* [Exercise aim]:
Return the listing below in full, with every line exactly as it is.

* [Data supplied]:

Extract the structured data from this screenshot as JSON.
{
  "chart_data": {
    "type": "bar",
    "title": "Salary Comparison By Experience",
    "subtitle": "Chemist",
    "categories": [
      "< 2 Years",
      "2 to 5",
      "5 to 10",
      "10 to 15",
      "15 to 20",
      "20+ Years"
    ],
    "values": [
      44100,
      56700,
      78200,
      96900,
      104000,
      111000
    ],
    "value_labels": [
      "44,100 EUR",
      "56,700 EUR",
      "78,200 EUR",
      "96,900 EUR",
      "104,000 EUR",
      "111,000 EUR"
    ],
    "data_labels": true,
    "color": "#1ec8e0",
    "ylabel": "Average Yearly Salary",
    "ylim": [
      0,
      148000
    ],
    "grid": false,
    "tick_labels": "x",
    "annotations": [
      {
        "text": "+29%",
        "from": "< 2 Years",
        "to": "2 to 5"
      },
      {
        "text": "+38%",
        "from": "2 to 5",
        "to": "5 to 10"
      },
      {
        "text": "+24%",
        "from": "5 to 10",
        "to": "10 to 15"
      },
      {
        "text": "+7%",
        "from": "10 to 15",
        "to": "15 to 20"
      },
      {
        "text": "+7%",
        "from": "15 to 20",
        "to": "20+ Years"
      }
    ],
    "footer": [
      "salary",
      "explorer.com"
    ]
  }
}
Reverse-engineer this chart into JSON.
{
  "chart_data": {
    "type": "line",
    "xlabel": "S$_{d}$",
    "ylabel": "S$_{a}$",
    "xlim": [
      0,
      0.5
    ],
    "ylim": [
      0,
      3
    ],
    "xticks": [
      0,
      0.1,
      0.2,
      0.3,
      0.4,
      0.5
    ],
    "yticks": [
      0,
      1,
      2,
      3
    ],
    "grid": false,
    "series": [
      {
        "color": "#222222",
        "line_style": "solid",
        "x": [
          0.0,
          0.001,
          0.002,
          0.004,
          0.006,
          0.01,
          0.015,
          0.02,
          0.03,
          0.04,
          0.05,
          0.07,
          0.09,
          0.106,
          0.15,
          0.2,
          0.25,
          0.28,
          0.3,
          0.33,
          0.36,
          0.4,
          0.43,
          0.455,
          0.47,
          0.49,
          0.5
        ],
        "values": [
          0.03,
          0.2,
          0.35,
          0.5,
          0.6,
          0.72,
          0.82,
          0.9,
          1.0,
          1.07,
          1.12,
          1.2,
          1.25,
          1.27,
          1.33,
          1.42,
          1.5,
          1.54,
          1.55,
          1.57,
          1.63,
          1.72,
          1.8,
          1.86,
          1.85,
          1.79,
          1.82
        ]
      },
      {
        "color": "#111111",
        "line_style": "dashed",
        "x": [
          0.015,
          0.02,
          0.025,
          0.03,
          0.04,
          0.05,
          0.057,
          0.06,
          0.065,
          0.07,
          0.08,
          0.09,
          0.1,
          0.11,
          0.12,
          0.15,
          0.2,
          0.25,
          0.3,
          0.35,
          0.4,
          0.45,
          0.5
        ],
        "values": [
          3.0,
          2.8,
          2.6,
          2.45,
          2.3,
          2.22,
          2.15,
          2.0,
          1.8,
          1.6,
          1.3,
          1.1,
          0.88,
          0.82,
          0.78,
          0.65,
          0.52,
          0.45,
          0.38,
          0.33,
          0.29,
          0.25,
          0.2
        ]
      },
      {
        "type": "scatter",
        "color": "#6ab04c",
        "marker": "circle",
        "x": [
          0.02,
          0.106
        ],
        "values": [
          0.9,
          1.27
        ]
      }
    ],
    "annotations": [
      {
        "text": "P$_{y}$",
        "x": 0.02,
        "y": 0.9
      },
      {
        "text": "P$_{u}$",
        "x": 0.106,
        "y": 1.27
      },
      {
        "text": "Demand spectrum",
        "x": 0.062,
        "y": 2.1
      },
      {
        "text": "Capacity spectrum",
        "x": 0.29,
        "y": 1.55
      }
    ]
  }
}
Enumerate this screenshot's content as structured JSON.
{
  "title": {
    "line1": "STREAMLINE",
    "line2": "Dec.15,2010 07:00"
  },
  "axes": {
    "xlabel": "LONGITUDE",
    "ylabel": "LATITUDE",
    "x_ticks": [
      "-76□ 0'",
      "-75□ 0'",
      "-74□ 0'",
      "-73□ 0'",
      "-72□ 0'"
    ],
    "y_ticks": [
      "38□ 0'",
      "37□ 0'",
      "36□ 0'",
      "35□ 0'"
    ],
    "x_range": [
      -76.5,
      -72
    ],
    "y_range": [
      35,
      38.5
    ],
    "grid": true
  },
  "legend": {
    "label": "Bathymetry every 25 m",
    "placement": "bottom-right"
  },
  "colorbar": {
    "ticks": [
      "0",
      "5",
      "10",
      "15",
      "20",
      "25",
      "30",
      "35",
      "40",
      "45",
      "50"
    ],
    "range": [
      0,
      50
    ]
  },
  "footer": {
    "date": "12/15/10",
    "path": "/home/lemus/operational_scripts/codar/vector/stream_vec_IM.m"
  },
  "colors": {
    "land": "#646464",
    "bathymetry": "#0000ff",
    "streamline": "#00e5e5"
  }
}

* [Solution]:
Extract the structured data from this screenshot as JSON.
{
  "chart_data": {
    "type": "bar",
    "title": "Salary Comparison By Experience",
    "subtitle": "Chemist",
    "categories": [
      "< 2 Years",
      "2 to 5",
      "5 to 10",
      "10 to 15",
      "15 to 20",
      "20+ Years"
    ],
    "values": [
      44100,
      56700,
      78200,
      96900,
      104000,
      111000
    ],
    "value_labels": [
      "44,100 EUR",
      "56,700 EUR",
      "78,200 EUR",
      "96,900 EUR",
      "104,000 EUR",
      "111,000 EUR"
    ],
    "data_labels": true,
    "color": "#1ec8e0",
    "ylabel": "Average Yearly Salary",
    "ylim": [
      0,
      148000
    ],
    "grid": false,
    "tick_labels": "x",
    "annotations": [
      {
        "text": "+29%",
        "from": "< 2 Years",
        "to": "2 to 5"
      },
      {
        "text": "+38%",
        "from": "2 to 5",
        "to": "5 to 10"
      },
      {
        "text": "+24%",
        "from": "5 to 10",
        "to": "10 to 15"
      },
      {
        "text": "+7%",
        "from": "10 to 15",
        "to": "15 to 20"
      },
      {
        "text": "+7%",
        "from": "15 to 20",
        "to": "20+ Years"
      }
    ],
    "footer": [
      "salary",
      "explorer.com"
    ]
  }
}
Reverse-engineer this chart into JSON.
{
  "chart_data": {
    "type": "line",
    "xlabel": "S$_{d}$",
    "ylabel": "S$_{a}$",
    "xlim": [
      0,
      0.5
    ],
    "ylim": [
      0,
      3
    ],
    "xticks": [
      0,
      0.1,
      0.2,
      0.3,
      0.4,
      0.5
    ],
    "yticks": [
      0,
      1,
      2,
      3
    ],
    "grid": false,
    "series": [
      {
        "color": "#222222",
        "line_style": "solid",
        "x": [
          0.0,
          0.001,
          0.002,
          0.004,
          0.006,
          0.01,
          0.015,
          0.02,
          0.03,
          0.04,
          0.05,
          0.07,
          0.09,
          0.106,
          0.15,
          0.2,
          0.25,
          0.28,
          0.3,
          0.33,
          0.36,
          0.4,
          0.43,
          0.455,
          0.47,
          0.49,
          0.5
        ],
        "values": [
          0.03,
          0.2,
          0.35,
          0.5,
          0.6,
          0.72,
          0.82,
          0.9,
          1.0,
          1.07,
          1.12,
          1.2,
          1.25,
          1.27,
          1.33,
          1.42,
          1.5,
          1.54,
          1.55,
          1.57,
          1.63,
          1.72,
          1.8,
          1.86,
          1.85,
          1.79,
          1.82
        ]
      },
      {
        "color": "#111111",
        "line_style": "dashed",
        "x": [
          0.015,
          0.02,
          0.025,
          0.03,
          0.04,
          0.05,
          0.057,
          0.06,
          0.065,
          0.07,
          0.08,
          0.09,
          0.1,
          0.11,
          0.12,
          0.15,
          0.2,
          0.25,
          0.3,
          0.35,
          0.4,
          0.45,
          0.5
        ],
        "values": [
          3.0,
          2.8,
          2.6,
          2.45,
          2.3,
          2.22,
          2.15,
          2.0,
          1.8,
          1.6,
          1.3,
          1.1,
          0.88,
          0.82,
          0.78,
          0.65,
          0.52,
          0.45,
          0.38,
          0.33,
          0.29,
          0.25,
          0.2
        ]
      },
      {
        "type": "scatter",
        "color": "#6ab04c",
        "marker": "circle",
        "x": [
          0.02,
          0.106
        ],
        "values": [
          0.9,
          1.27
        ]
      }
    ],
    "annotations": [
      {
        "text": "P$_{y}$",
        "x": 0.02,
        "y": 0.9
      },
      {
        "text": "P$_{u}$",
        "x": 0.106,
        "y": 1.27
      },
      {
        "text": "Demand spectrum",
        "x": 0.062,
        "y": 2.1
      },
      {
        "text": "Capacity spectrum",
        "x": 0.29,
        "y": 1.55
      }
    ]
  }
}
Enumerate this screenshot's content as structured JSON.
{
  "title": {
    "line1": "STREAMLINE",
    "line2": "Dec.15,2010 07:00"
  },
  "axes": {
    "xlabel": "LONGITUDE",
    "ylabel": "LATITUDE",
    "x_ticks": [
      "-76□ 0'",
      "-75□ 0'",
      "-74□ 0'",
      "-73□ 0'",
      "-72□ 0'"
    ],
    "y_ticks": [
      "38□ 0'",
      "37□ 0'",
      "36□ 0'",
      "35□ 0'"
    ],
    "x_range": [
      -76.5,
      -72
    ],
    "y_range": [
      35,
      38.5
    ],
    "grid": true
  },
  "legend": {
    "label": "Bathymetry every 25 m",
    "placement": "bottom-right"
  },
  "colorbar": {
    "ticks": [
      "0",
      "5",
      "10",
      "15",
      "20",
      "25",
      "30",
      "35",
      "40",
      "45",
      "50"
    ],
    "range": [
      0,
      50
    ]
  },
  "footer": {
    "date": "12/15/10",
    "path": "/home/lemus/operational_scripts/codar/vector/stream_vec_IM.m"
  },
  "colors": {
    "land": "#646464",
    "bathymetry": "#0000ff",
    "streamline": "#00e5e5"
  }
}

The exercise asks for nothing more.